**WHAT NEEDS TO BE DONE**
Your task is to copy every line of this material exactly.

**DATA SUPPLIED**

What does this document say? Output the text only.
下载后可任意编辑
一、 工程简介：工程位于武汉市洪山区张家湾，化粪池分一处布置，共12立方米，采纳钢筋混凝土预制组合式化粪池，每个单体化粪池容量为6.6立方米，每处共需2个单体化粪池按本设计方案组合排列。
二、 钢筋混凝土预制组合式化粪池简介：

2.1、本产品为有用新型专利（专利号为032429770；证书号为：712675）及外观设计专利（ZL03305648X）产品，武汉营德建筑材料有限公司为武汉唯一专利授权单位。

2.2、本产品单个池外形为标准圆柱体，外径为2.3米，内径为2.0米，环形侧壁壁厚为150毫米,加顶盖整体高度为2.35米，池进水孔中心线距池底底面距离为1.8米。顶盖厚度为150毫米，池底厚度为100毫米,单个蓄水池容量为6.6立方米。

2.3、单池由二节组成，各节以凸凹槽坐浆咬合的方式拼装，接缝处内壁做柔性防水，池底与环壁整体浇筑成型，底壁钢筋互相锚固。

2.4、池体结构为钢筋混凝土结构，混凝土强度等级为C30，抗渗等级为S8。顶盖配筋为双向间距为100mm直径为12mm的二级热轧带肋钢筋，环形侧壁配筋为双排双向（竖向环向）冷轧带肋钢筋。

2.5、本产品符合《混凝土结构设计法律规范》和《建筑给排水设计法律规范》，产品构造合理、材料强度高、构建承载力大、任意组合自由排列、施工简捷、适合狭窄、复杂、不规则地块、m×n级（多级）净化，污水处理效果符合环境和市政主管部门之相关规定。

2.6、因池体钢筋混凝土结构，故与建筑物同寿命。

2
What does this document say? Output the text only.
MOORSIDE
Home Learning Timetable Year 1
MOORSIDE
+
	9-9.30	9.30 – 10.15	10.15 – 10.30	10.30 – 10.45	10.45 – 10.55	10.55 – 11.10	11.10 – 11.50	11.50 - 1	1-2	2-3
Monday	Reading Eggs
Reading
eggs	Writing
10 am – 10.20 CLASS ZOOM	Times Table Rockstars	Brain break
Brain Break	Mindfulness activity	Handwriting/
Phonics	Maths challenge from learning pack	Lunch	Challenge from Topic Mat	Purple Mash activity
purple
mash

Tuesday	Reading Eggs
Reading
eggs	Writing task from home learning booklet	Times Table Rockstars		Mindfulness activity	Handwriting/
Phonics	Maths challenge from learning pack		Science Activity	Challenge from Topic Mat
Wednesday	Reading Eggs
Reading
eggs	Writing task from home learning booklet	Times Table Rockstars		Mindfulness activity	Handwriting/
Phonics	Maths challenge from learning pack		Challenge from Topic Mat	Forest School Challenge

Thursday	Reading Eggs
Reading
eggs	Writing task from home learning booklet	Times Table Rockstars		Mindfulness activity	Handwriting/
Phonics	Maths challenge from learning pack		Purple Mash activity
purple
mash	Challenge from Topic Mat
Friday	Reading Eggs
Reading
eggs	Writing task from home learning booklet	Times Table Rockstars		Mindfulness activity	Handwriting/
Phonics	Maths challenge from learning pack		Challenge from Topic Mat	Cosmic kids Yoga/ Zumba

**OUTPUT BELOW**
What does this document say? Output the text only.
下载后可任意编辑
一、 工程简介：工程位于武汉市洪山区张家湾，化粪池分一处布置，共12立方米，采纳钢筋混凝土预制组合式化粪池，每个单体化粪池容量为6.6立方米，每处共需2个单体化粪池按本设计方案组合排列。
二、 钢筋混凝土预制组合式化粪池简介：

2.1、本产品为有用新型专利（专利号为032429770；证书号为：712675）及外观设计专利（ZL03305648X）产品，武汉营德建筑材料有限公司为武汉唯一专利授权单位。

2.2、本产品单个池外形为标准圆柱体，外径为2.3米，内径为2.0米，环形侧壁壁厚为150毫米,加顶盖整体高度为2.35米，池进水孔中心线距池底底面距离为1.8米。顶盖厚度为150毫米，池底厚度为100毫米,单个蓄水池容量为6.6立方米。

2.3、单池由二节组成，各节以凸凹槽坐浆咬合的方式拼装，接缝处内壁做柔性防水，池底与环壁整体浇筑成型，底壁钢筋互相锚固。

2.4、池体结构为钢筋混凝土结构，混凝土强度等级为C30，抗渗等级为S8。顶盖配筋为双向间距为100mm直径为12mm的二级热轧带肋钢筋，环形侧壁配筋为双排双向（竖向环向）冷轧带肋钢筋。

2.5、本产品符合《混凝土结构设计法律规范》和《建筑给排水设计法律规范》，产品构造合理、材料强度高、构建承载力大、任意组合自由排列、施工简捷、适合狭窄、复杂、不规则地块、m×n级（多级）净化，污水处理效果符合环境和市政主管部门之相关规定。

2.6、因池体钢筋混凝土结构，故与建筑物同寿命。

2
What does this document say? Output the text only.
MOORSIDE
Home Learning Timetable Year 1
MOORSIDE
+
	9-9.30	9.30 – 10.15	10.15 – 10.30	10.30 – 10.45	10.45 – 10.55	10.55 – 11.10	11.10 – 11.50	11.50 - 1	1-2	2-3
Monday	Reading Eggs
Reading
eggs	Writing
10 am – 10.20 CLASS ZOOM	Times Table Rockstars	Brain break
Brain Break	Mindfulness activity	Handwriting/
Phonics	Maths challenge from learning pack	Lunch	Challenge from Topic Mat	Purple Mash activity
purple
mash

Tuesday	Reading Eggs
Reading
eggs	Writing task from home learning booklet	Times Table Rockstars		Mindfulness activity	Handwriting/
Phonics	Maths challenge from learning pack		Science Activity	Challenge from Topic Mat
Wednesday	Reading Eggs
Reading
eggs	Writing task from home learning booklet	Times Table Rockstars		Mindfulness activity	Handwriting/
Phonics	Maths challenge from learning pack		Challenge from Topic Mat	Forest School Challenge

Thursday	Reading Eggs
Reading
eggs	Writing task from home learning booklet	Times Table Rockstars		Mindfulness activity	Handwriting/
Phonics	Maths challenge from learning pack		Purple Mash activity
purple
mash	Challenge from Topic Mat
Friday	Reading Eggs
Reading
eggs	Writing task from home learning booklet	Times Table Rockstars		Mindfulness activity	Handwriting/
Phonics	Maths challenge from learning pack		Challenge from Topic Mat	Cosmic kids Yoga/ Zumba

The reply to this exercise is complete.